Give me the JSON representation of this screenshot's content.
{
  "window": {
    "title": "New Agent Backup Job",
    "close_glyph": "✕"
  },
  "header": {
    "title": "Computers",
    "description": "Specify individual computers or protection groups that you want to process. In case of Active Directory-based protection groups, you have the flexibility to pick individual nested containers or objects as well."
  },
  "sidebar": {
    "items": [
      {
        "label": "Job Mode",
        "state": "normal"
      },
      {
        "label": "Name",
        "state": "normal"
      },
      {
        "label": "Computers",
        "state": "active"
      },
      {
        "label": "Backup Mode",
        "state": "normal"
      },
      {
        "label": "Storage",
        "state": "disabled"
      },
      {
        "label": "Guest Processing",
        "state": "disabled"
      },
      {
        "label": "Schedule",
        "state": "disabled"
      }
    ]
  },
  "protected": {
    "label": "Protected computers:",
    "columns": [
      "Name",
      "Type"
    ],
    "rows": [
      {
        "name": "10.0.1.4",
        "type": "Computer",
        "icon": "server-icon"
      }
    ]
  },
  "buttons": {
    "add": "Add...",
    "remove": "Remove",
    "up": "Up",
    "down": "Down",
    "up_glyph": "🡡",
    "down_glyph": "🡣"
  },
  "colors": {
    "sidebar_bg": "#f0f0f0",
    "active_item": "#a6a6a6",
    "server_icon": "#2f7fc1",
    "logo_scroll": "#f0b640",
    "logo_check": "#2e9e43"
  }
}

YOUR OBJECTIVE:
From the entries above, copy every line containing the word "Backup".

FINISHED EXERCISE:
    "title": "New Agent Backup Job",
        "label": "Backup Mode",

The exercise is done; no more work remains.